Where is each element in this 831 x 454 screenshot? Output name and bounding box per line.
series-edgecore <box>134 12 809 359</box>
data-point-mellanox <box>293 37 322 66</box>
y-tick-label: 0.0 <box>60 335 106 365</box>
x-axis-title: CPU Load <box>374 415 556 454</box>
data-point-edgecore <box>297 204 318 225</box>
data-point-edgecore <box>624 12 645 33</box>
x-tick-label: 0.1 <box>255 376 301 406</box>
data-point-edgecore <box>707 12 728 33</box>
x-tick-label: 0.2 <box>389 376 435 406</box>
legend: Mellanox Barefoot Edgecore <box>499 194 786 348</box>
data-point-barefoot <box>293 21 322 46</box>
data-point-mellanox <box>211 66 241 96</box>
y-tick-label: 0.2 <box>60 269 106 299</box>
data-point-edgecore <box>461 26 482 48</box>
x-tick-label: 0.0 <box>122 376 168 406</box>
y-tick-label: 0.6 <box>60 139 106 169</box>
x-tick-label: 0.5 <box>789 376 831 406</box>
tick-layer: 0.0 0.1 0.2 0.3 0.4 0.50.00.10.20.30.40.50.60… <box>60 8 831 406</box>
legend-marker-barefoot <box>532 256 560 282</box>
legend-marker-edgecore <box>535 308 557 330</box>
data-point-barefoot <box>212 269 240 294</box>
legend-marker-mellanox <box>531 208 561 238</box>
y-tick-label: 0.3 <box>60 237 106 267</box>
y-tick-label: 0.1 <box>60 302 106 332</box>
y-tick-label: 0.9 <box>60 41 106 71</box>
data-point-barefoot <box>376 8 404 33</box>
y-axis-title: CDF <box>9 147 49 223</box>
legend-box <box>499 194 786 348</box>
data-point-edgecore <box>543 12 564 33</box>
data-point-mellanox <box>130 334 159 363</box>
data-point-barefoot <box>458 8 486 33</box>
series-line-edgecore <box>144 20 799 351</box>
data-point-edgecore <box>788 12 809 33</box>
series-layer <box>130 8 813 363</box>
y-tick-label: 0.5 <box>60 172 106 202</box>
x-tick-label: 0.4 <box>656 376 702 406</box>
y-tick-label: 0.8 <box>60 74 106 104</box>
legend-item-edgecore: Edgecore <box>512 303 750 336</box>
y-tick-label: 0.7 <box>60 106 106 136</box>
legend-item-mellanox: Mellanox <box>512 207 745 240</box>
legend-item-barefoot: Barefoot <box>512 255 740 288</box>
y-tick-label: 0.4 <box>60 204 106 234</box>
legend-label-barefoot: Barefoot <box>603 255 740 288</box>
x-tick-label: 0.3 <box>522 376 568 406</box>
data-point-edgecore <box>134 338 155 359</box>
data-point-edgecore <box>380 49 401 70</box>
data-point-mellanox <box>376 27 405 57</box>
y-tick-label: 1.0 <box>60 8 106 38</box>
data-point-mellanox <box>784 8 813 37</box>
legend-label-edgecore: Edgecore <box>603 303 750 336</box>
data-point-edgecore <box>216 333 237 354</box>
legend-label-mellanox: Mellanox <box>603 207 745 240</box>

==

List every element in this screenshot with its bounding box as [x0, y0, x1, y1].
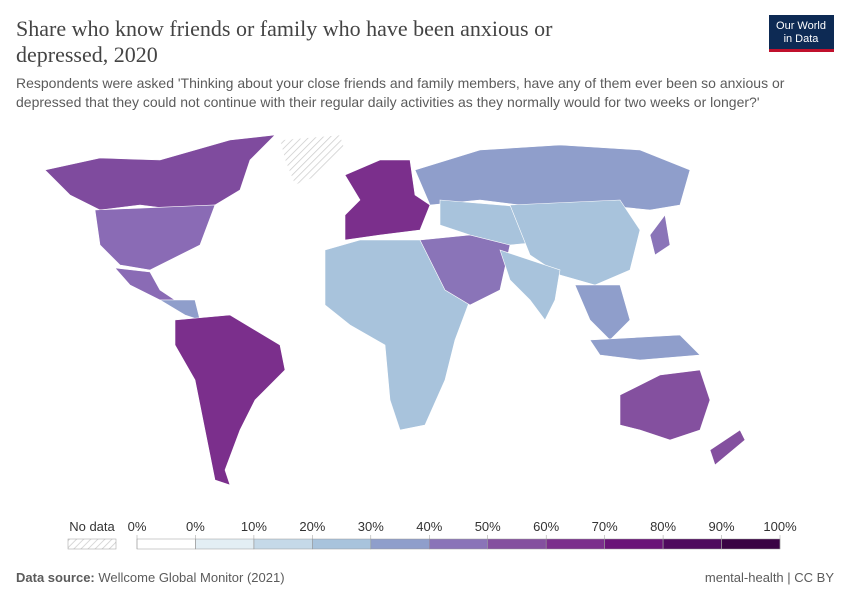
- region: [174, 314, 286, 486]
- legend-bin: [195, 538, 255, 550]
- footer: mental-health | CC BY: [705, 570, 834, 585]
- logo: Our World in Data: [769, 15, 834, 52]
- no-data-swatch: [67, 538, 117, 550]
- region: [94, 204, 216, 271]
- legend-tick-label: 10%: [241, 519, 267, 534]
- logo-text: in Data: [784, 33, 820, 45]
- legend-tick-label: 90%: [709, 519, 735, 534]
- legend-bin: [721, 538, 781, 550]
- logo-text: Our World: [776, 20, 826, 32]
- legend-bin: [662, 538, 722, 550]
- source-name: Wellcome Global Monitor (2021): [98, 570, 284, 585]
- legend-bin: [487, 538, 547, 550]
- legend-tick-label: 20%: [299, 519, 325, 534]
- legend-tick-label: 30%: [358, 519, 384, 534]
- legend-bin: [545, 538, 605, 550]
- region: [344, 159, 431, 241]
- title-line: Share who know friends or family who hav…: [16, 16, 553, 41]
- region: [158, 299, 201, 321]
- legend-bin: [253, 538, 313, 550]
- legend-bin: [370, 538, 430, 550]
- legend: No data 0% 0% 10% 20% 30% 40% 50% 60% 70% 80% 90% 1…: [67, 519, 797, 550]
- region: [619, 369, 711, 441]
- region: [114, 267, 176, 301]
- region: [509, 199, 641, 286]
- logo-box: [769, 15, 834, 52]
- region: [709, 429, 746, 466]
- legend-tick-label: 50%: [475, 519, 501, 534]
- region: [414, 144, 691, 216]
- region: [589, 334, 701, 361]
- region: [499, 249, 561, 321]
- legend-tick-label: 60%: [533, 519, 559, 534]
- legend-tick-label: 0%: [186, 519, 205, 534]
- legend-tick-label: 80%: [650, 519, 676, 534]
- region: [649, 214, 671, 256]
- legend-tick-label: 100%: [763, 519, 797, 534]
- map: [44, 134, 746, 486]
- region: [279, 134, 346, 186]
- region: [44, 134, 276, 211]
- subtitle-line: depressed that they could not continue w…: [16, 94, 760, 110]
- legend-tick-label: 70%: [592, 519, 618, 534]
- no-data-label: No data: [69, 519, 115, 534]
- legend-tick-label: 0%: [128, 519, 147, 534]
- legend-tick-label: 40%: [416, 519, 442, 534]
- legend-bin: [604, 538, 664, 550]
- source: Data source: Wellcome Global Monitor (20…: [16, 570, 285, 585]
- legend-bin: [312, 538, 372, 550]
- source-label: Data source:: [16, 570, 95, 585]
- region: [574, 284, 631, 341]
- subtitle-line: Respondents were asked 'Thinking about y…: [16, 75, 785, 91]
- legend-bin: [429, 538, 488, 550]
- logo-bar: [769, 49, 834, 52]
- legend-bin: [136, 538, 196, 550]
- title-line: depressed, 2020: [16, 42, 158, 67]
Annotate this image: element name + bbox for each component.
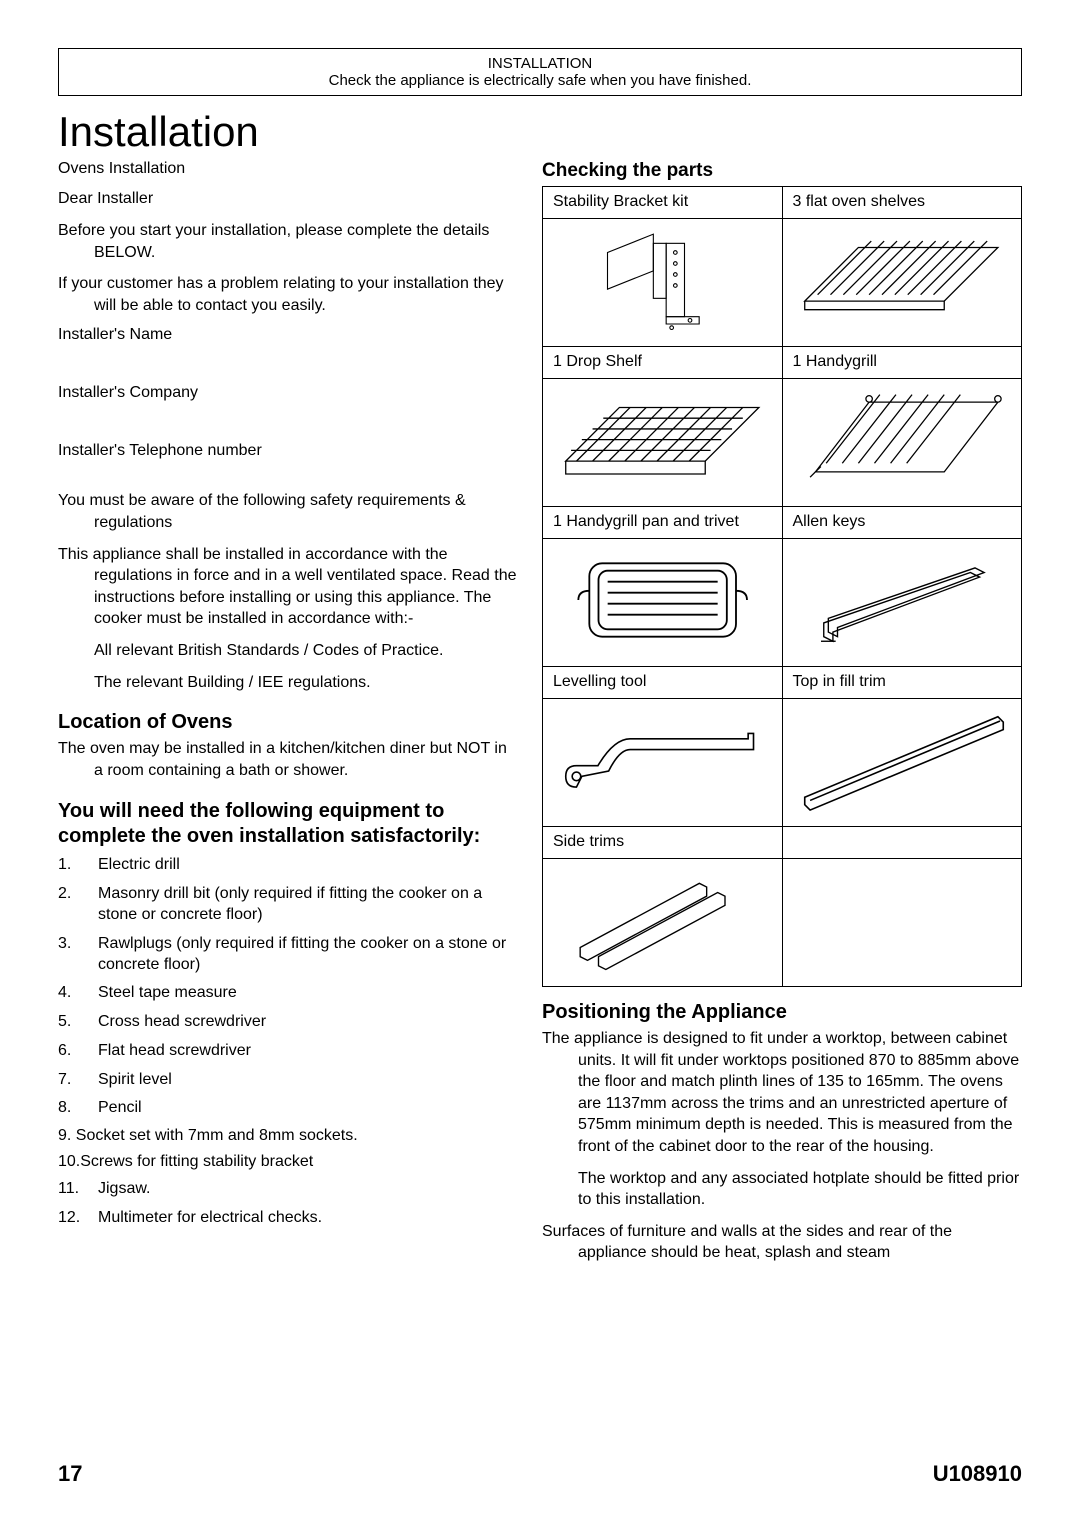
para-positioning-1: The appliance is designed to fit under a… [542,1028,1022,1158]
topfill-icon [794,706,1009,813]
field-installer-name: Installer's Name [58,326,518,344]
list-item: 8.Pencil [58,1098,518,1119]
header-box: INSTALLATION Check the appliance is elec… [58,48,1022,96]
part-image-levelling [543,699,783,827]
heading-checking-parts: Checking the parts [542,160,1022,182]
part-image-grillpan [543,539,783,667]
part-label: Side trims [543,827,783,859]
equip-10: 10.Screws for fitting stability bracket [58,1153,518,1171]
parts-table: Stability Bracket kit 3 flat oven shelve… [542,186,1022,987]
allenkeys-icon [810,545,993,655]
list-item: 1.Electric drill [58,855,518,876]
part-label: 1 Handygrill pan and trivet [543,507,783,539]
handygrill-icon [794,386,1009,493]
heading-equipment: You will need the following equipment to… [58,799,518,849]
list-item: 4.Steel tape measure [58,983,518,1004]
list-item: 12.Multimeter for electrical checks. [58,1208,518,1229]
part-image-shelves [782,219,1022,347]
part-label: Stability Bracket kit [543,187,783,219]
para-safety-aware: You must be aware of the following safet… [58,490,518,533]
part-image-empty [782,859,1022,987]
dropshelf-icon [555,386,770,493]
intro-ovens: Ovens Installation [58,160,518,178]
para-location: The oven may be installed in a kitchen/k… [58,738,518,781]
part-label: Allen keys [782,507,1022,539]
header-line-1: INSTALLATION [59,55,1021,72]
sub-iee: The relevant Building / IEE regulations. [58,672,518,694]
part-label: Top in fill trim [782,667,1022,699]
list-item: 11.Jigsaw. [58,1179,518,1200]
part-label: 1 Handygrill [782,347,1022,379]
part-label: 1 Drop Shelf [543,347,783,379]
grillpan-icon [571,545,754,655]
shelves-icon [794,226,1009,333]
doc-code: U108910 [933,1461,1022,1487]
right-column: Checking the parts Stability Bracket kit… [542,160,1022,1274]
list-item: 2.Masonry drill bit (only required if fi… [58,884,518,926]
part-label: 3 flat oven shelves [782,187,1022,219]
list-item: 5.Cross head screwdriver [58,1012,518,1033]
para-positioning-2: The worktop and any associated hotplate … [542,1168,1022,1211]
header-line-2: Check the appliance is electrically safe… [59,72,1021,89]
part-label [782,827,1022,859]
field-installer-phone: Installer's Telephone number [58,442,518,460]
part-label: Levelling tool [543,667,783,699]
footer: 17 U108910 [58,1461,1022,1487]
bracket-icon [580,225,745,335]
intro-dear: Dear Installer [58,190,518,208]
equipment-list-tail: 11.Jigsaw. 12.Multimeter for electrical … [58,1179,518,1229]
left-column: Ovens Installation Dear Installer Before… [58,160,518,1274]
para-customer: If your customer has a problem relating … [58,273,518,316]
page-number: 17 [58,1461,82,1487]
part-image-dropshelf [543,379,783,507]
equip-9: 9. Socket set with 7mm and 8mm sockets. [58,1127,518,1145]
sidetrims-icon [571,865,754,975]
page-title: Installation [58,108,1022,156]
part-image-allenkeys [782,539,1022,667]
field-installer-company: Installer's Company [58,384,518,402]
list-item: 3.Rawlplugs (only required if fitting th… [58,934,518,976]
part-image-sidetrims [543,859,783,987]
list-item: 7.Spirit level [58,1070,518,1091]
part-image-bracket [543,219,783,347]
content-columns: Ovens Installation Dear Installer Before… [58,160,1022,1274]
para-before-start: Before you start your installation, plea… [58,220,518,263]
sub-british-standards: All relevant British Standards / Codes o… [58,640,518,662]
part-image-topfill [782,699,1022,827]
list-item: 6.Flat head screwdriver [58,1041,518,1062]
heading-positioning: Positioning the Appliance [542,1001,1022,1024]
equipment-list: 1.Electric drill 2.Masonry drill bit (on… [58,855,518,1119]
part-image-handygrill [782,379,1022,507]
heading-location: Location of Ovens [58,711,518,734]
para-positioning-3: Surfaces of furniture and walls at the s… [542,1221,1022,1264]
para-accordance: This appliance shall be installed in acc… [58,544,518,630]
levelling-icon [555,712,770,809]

- REQUIREMENT
Starting at the line that contains "para-positioning-1: The appliance" and ending after the line that contains "part-label: 1 Handygrill pan", turn those records into a numbered list, leaving out any blank lines.

- WRITTEN REPLY
1. para-positioning-1: The appliance is designed to fit under a… [542,1028,1022,1158]
2. topfill-icon [794,706,1009,813]
3. field-installer-name: Installer's Name [58,326,518,344]
4. list-item: 8.Pencil [58,1098,518,1119]
5. header-box: INSTALLATION Check the appliance is elec… [58,48,1022,96]
6. part-image-levelling [543,699,783,827]
7. heading-checking-parts: Checking the parts [542,160,1022,182]
8. part-image-grillpan [543,539,783,667]
9. part-label: Side trims [543,827,783,859]
10. equip-10: 10.Screws for fitting stability bracket [58,1153,518,1171]
11. parts-table: Stability Bracket kit 3 flat oven shelve… [542,186,1022,987]
12. allenkeys-icon [810,545,993,655]
13. list-item: 1.Electric drill [58,855,518,876]
14. part-label: 1 Handygrill pan and trivet [543,507,783,539]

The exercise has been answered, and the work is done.